### Given exercise:
Pull out every line of the items below that contains the word "triangle" and copy each one in full.

— begin Data listing —

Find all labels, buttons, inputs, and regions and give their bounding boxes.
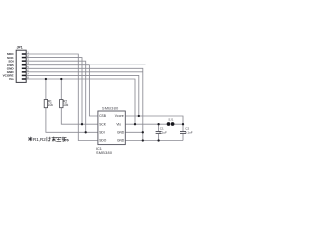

— end Data listing —
— begin Data listing —

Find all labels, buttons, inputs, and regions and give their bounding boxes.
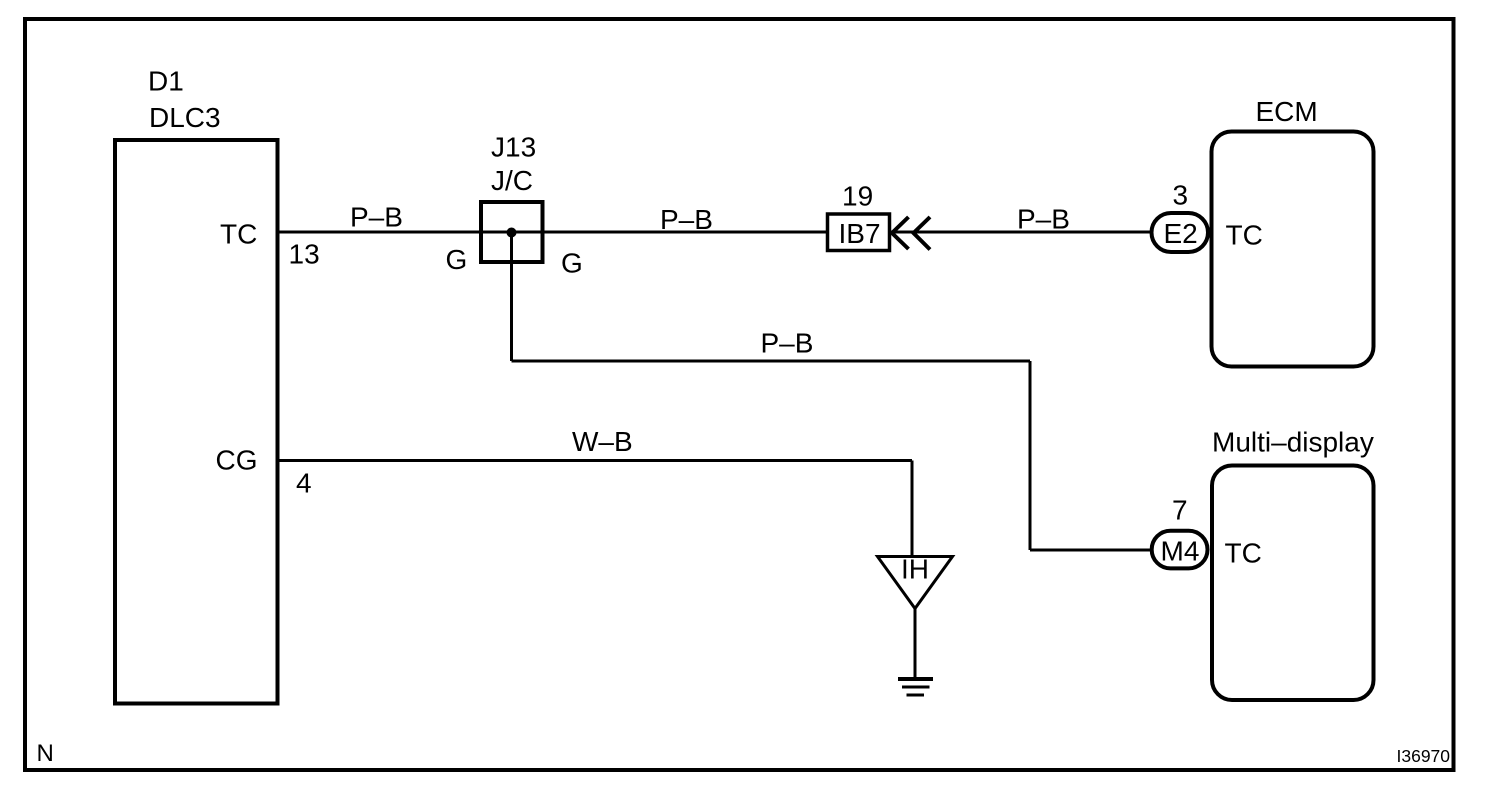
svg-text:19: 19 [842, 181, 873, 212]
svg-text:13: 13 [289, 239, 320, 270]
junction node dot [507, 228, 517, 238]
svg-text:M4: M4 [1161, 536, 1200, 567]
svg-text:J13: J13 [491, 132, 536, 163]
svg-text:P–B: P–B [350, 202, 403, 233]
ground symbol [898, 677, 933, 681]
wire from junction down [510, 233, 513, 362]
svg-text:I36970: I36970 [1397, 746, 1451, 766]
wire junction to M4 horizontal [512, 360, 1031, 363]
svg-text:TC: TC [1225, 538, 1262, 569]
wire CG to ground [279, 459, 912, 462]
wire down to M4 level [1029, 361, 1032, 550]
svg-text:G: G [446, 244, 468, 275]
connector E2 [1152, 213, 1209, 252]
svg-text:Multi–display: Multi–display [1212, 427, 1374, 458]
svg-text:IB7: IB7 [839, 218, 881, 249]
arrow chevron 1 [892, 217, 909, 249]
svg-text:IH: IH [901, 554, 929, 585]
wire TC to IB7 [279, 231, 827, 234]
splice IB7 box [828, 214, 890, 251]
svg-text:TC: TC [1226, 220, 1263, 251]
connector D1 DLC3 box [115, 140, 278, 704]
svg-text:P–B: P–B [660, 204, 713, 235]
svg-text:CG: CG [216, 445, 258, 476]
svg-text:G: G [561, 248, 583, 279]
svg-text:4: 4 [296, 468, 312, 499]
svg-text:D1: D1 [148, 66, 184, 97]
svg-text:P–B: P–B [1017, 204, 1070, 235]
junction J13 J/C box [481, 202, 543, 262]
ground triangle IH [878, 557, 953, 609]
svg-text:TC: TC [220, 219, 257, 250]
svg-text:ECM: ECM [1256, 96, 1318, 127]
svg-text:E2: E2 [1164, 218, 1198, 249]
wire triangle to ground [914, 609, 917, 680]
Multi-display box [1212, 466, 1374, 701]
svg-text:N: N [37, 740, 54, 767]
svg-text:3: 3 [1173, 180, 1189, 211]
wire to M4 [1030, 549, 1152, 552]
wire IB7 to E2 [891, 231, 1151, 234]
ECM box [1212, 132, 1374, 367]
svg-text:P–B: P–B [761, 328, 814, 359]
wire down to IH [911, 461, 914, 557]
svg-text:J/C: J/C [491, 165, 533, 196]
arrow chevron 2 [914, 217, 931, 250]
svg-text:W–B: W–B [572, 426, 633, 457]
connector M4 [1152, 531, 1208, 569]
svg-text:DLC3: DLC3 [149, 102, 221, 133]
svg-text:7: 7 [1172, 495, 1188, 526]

— end Data listing —

### Solution to the problem:
ground triangle IH [878, 557, 953, 609]
wire triangle to ground [914, 609, 917, 680]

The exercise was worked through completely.